### YOUR TASK
Say how many lines contain "screenshot"; the answer is the number alone.

-------- ROWS --------

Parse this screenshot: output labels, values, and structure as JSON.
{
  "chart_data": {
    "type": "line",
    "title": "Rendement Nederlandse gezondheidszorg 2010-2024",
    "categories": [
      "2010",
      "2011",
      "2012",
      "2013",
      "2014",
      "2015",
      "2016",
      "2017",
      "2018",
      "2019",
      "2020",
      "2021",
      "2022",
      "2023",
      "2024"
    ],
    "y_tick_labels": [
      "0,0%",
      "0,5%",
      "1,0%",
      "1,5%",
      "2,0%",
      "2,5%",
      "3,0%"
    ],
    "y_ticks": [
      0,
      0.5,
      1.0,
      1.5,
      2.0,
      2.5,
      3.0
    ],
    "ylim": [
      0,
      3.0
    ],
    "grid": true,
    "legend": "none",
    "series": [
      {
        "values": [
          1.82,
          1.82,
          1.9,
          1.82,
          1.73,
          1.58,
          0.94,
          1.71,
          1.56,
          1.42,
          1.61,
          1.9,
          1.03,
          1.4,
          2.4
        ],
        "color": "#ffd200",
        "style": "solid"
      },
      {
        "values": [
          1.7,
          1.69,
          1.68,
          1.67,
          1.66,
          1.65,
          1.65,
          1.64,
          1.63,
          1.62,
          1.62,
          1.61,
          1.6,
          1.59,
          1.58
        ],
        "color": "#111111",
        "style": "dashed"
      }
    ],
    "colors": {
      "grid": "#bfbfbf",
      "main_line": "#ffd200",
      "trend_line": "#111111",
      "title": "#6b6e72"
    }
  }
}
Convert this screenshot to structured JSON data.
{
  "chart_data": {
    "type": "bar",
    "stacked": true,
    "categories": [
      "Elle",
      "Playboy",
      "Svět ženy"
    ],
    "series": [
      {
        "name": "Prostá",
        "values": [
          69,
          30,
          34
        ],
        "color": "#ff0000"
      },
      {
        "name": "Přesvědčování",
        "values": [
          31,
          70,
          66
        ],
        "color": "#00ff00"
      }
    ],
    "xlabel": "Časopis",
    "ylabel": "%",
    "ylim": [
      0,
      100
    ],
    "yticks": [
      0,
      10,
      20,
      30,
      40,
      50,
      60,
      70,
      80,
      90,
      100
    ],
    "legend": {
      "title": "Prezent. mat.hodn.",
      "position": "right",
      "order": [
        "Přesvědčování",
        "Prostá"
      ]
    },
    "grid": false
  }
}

--------

### FINAL RESULT
2